Material for this exercise:
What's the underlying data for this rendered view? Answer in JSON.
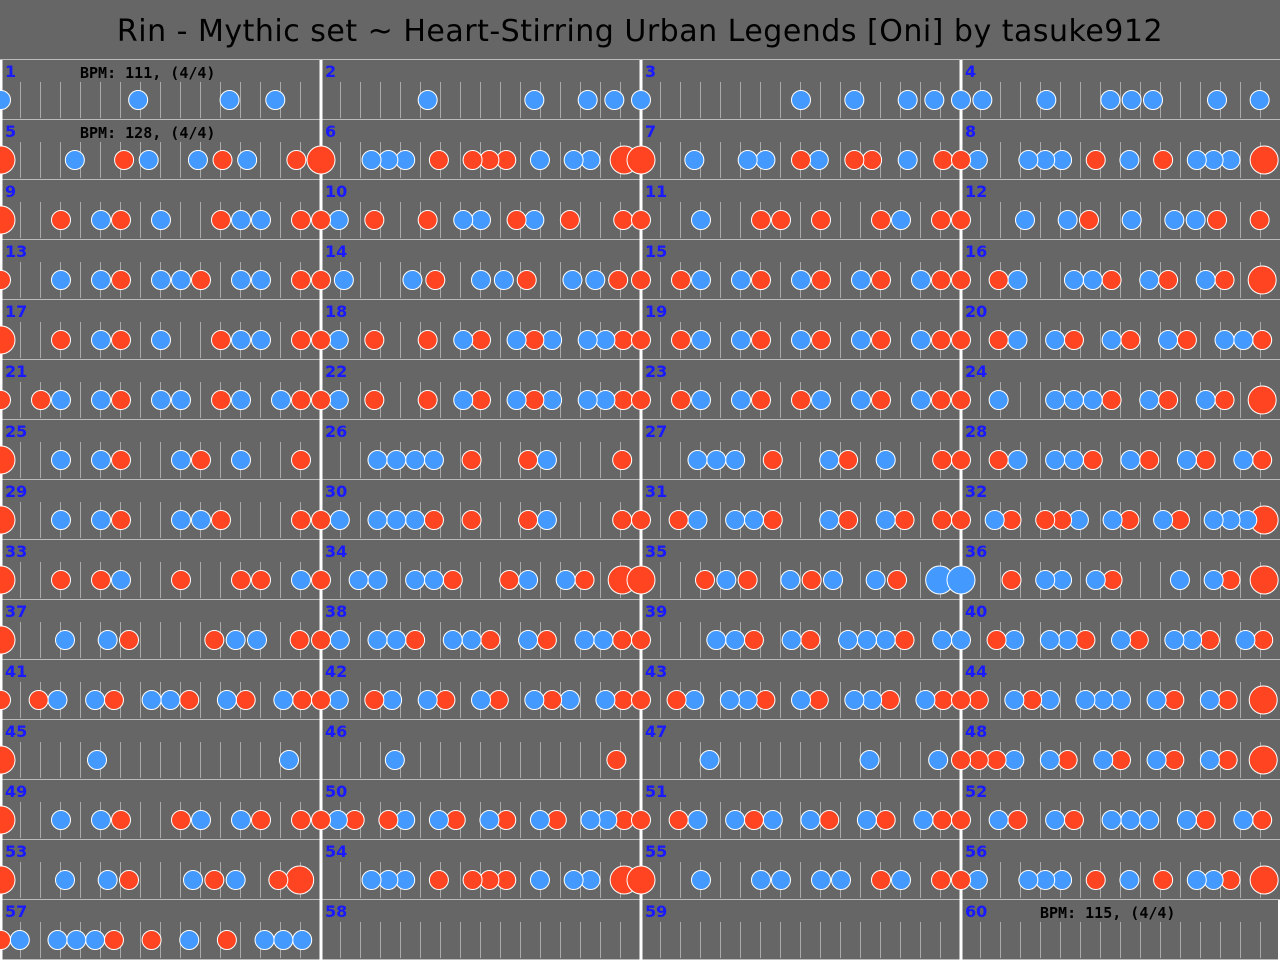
{
  "title": "Rin - Mythic set ~ Heart-Stirring Urban Legends [Oni] by tasuke912",
  "colors": {
    "background": "#666666",
    "don": "#FF4422",
    "ka": "#4499FF",
    "measure_number": "#1a1aff",
    "barline": "#ffffff",
    "gridline": "#aaaaaa"
  },
  "bpm_markers": [
    {
      "measure": 1,
      "text": "BPM: 111, (4/4)"
    },
    {
      "measure": 5,
      "text": "BPM: 128, (4/4)"
    },
    {
      "measure": 60,
      "text": "BPM: 115, (4/4)"
    }
  ],
  "note_legend": {
    "d": "don (red)",
    "k": "ka (blue)",
    "D": "big don",
    "K": "big ka"
  },
  "measures": [
    {
      "n": 1,
      "notes": "k.....k...k.k."
    },
    {
      "n": 2,
      "notes": "....k...k.kk"
    },
    {
      "n": 3,
      "notes": "k.....k.k.kk"
    },
    {
      "n": 4,
      "notes": "kk..k..kkk..k.k"
    },
    {
      "n": 5,
      "notes": "D..k.dk.kdk.d"
    },
    {
      "n": 6,
      "notes": "D..kkk.d.ddd.k.kk.D"
    },
    {
      "n": 7,
      "notes": "D..k..kk.dk.dd.k.d"
    },
    {
      "n": 8,
      "notes": "dk..kkk.d.k.d.kkk.D"
    },
    {
      "n": 9,
      "notes": "D..d.kd.k..dkk.d"
    },
    {
      "n": 10,
      "notes": "dk.d..d.kk.dk.d..d"
    },
    {
      "n": 11,
      "notes": "d..k..dd.d..dk.d"
    },
    {
      "n": 12,
      "notes": "d..k.kd.k.kkd.d"
    },
    {
      "n": 13,
      "notes": "d..k.kd.kkd.kk.d"
    },
    {
      "n": 14,
      "notes": "dk..kd.kkd.kkd"
    },
    {
      "n": 15,
      "notes": "d.dk.kd.kd.kd.kd"
    },
    {
      "n": 16,
      "notes": "d.dk..kkd.kd.kd.D"
    },
    {
      "n": 17,
      "notes": "D..d.kd.k..dkk.d"
    },
    {
      "n": 18,
      "notes": "dk.d..d.kd.kdk.kkd"
    },
    {
      "n": 19,
      "notes": "d.dk.kd.kd.kd.kd"
    },
    {
      "n": 20,
      "notes": "d.dk.kd.kd.kd.kkd"
    },
    {
      "n": 21,
      "notes": "d.dk.kd.kk.dk.kd"
    },
    {
      "n": 22,
      "notes": "dk.d..d.kd.kdk.kkd"
    },
    {
      "n": 23,
      "notes": "d.dk.kd.dk.kd.kd"
    },
    {
      "n": 24,
      "notes": "d.k..kkkd.kd.kd.D"
    },
    {
      "n": 25,
      "notes": "D..k.kd..kd.k..d"
    },
    {
      "n": 26,
      "notes": "...kkkk.d..dk...d"
    },
    {
      "n": 27,
      "notes": "...kkk.d..kd.k..d"
    },
    {
      "n": 28,
      "notes": "d.dk.kkd.kd.kd.kd"
    },
    {
      "n": 29,
      "notes": "D..k.kd..kkd...d"
    },
    {
      "n": 30,
      "notes": "dk.kkkd.d..dk...d"
    },
    {
      "n": 31,
      "notes": "d.dk.kkd..kd.kd.d"
    },
    {
      "n": 32,
      "notes": "d.kd.ddk.kd.kd.kkkD"
    },
    {
      "n": 33,
      "notes": "D..d.dk..d..dd.k"
    },
    {
      "n": 34,
      "notes": "d.kk.kkd..dk.kd.D"
    },
    {
      "n": 35,
      "notes": "D..dkd.kdk.kd.K"
    },
    {
      "n": 36,
      "notes": "K..d.kk.kd...k.kd.D"
    },
    {
      "n": 37,
      "notes": "D..k.kd...dkk.d"
    },
    {
      "n": 38,
      "notes": "dk.kkd.kkd.kd.kkd"
    },
    {
      "n": 39,
      "notes": "d...kkd.kd.kkkd.k"
    },
    {
      "n": 40,
      "notes": "k.dk.kkd.kd.kkd.kd"
    },
    {
      "n": 41,
      "notes": "d.dk.kd.kkd.kd.kd"
    },
    {
      "n": 42,
      "notes": "dk.dk.kd.kd.kdk.kd"
    },
    {
      "n": 43,
      "notes": "d.dk.kkd.kd.kkd.kd"
    },
    {
      "n": 44,
      "notes": "dd.kdk.kkk.kd.kd.D"
    },
    {
      "n": 45,
      "notes": "D..k.....k"
    },
    {
      "n": 46,
      "notes": "...k........d"
    },
    {
      "n": 47,
      "notes": "...k......k..k"
    },
    {
      "n": 48,
      "notes": "dddk.kd.kd.kd.kd.D"
    },
    {
      "n": 49,
      "notes": "D..k.kd..dk.kd.d"
    },
    {
      "n": 50,
      "notes": "dkd.dk.kd.kd.kd.kkd"
    },
    {
      "n": 51,
      "notes": "d.dk.kdk.kd.kd.kd"
    },
    {
      "n": 52,
      "notes": "d.kd.kd.kkk.kd.kd"
    },
    {
      "n": 53,
      "notes": "D..k.kd..kdk.dD"
    },
    {
      "n": 54,
      "notes": "...kkk.d.ddd.k.kk.D"
    },
    {
      "n": 55,
      "notes": "D..k..kk.kk.dk.d"
    },
    {
      "n": 56,
      "notes": "dk..kkk.d.k.d.kkd.D"
    },
    {
      "n": 57,
      "notes": "dk.kkkd.d.k.d.kkk"
    },
    {
      "n": 58,
      "notes": ""
    },
    {
      "n": 59,
      "notes": ""
    },
    {
      "n": 60,
      "notes": ""
    }
  ]
}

Work to do: Pictures stay out; reproduce every line of the records exactly.

Response to the task:
What's the underlying data for this rendered view? Answer in JSON.
{
  "title": "Rin - Mythic set ~ Heart-Stirring Urban Legends [Oni] by tasuke912",
  "colors": {
    "background": "#666666",
    "don": "#FF4422",
    "ka": "#4499FF",
    "measure_number": "#1a1aff",
    "barline": "#ffffff",
    "gridline": "#aaaaaa"
  },
  "bpm_markers": [
    {
      "measure": 1,
      "text": "BPM: 111, (4/4)"
    },
    {
      "measure": 5,
      "text": "BPM: 128, (4/4)"
    },
    {
      "measure": 60,
      "text": "BPM: 115, (4/4)"
    }
  ],
  "note_legend": {
    "d": "don (red)",
    "k": "ka (blue)",
    "D": "big don",
    "K": "big ka"
  },
  "measures": [
    {
      "n": 1,
      "notes": "k.....k...k.k."
    },
    {
      "n": 2,
      "notes": "....k...k.kk"
    },
    {
      "n": 3,
      "notes": "k.....k.k.kk"
    },
    {
      "n": 4,
      "notes": "kk..k..kkk..k.k"
    },
    {
      "n": 5,
      "notes": "D..k.dk.kdk.d"
    },
    {
      "n": 6,
      "notes": "D..kkk.d.ddd.k.kk.D"
    },
    {
      "n": 7,
      "notes": "D..k..kk.dk.dd.k.d"
    },
    {
      "n": 8,
      "notes": "dk..kkk.d.k.d.kkk.D"
    },
    {
      "n": 9,
      "notes": "D..d.kd.k..dkk.d"
    },
    {
      "n": 10,
      "notes": "dk.d..d.kk.dk.d..d"
    },
    {
      "n": 11,
      "notes": "d..k..dd.d..dk.d"
    },
    {
      "n": 12,
      "notes": "d..k.kd.k.kkd.d"
    },
    {
      "n": 13,
      "notes": "d..k.kd.kkd.kk.d"
    },
    {
      "n": 14,
      "notes": "dk..kd.kkd.kkd"
    },
    {
      "n": 15,
      "notes": "d.dk.kd.kd.kd.kd"
    },
    {
      "n": 16,
      "notes": "d.dk..kkd.kd.kd.D"
    },
    {
      "n": 17,
      "notes": "D..d.kd.k..dkk.d"
    },
    {
      "n": 18,
      "notes": "dk.d..d.kd.kdk.kkd"
    },
    {
      "n": 19,
      "notes": "d.dk.kd.kd.kd.kd"
    },
    {
      "n": 20,
      "notes": "d.dk.kd.kd.kd.kkd"
    },
    {
      "n": 21,
      "notes": "d.dk.kd.kk.dk.kd"
    },
    {
      "n": 22,
      "notes": "dk.d..d.kd.kdk.kkd"
    },
    {
      "n": 23,
      "notes": "d.dk.kd.dk.kd.kd"
    },
    {
      "n": 24,
      "notes": "d.k..kkkd.kd.kd.D"
    },
    {
      "n": 25,
      "notes": "D..k.kd..kd.k..d"
    },
    {
      "n": 26,
      "notes": "...kkkk.d..dk...d"
    },
    {
      "n": 27,
      "notes": "...kkk.d..kd.k..d"
    },
    {
      "n": 28,
      "notes": "d.dk.kkd.kd.kd.kd"
    },
    {
      "n": 29,
      "notes": "D..k.kd..kkd...d"
    },
    {
      "n": 30,
      "notes": "dk.kkkd.d..dk...d"
    },
    {
      "n": 31,
      "notes": "d.dk.kkd..kd.kd.d"
    },
    {
      "n": 32,
      "notes": "d.kd.ddk.kd.kd.kkkD"
    },
    {
      "n": 33,
      "notes": "D..d.dk..d..dd.k"
    },
    {
      "n": 34,
      "notes": "d.kk.kkd..dk.kd.D"
    },
    {
      "n": 35,
      "notes": "D..dkd.kdk.kd.K"
    },
    {
      "n": 36,
      "notes": "K..d.kk.kd...k.kd.D"
    },
    {
      "n": 37,
      "notes": "D..k.kd...dkk.d"
    },
    {
      "n": 38,
      "notes": "dk.kkd.kkd.kd.kkd"
    },
    {
      "n": 39,
      "notes": "d...kkd.kd.kkkd.k"
    },
    {
      "n": 40,
      "notes": "k.dk.kkd.kd.kkd.kd"
    },
    {
      "n": 41,
      "notes": "d.dk.kd.kkd.kd.kd"
    },
    {
      "n": 42,
      "notes": "dk.dk.kd.kd.kdk.kd"
    },
    {
      "n": 43,
      "notes": "d.dk.kkd.kd.kkd.kd"
    },
    {
      "n": 44,
      "notes": "dd.kdk.kkk.kd.kd.D"
    },
    {
      "n": 45,
      "notes": "D..k.....k"
    },
    {
      "n": 46,
      "notes": "...k........d"
    },
    {
      "n": 47,
      "notes": "...k......k..k"
    },
    {
      "n": 48,
      "notes": "dddk.kd.kd.kd.kd.D"
    },
    {
      "n": 49,
      "notes": "D..k.kd..dk.kd.d"
    },
    {
      "n": 50,
      "notes": "dkd.dk.kd.kd.kd.kkd"
    },
    {
      "n": 51,
      "notes": "d.dk.kdk.kd.kd.kd"
    },
    {
      "n": 52,
      "notes": "d.kd.kd.kkk.kd.kd"
    },
    {
      "n": 53,
      "notes": "D..k.kd..kdk.dD"
    },
    {
      "n": 54,
      "notes": "...kkk.d.ddd.k.kk.D"
    },
    {
      "n": 55,
      "notes": "D..k..kk.kk.dk.d"
    },
    {
      "n": 56,
      "notes": "dk..kkk.d.k.d.kkd.D"
    },
    {
      "n": 57,
      "notes": "dk.kkkd.d.k.d.kkk"
    },
    {
      "n": 58,
      "notes": ""
    },
    {
      "n": 59,
      "notes": ""
    },
    {
      "n": 60,
      "notes": ""
    }
  ]
}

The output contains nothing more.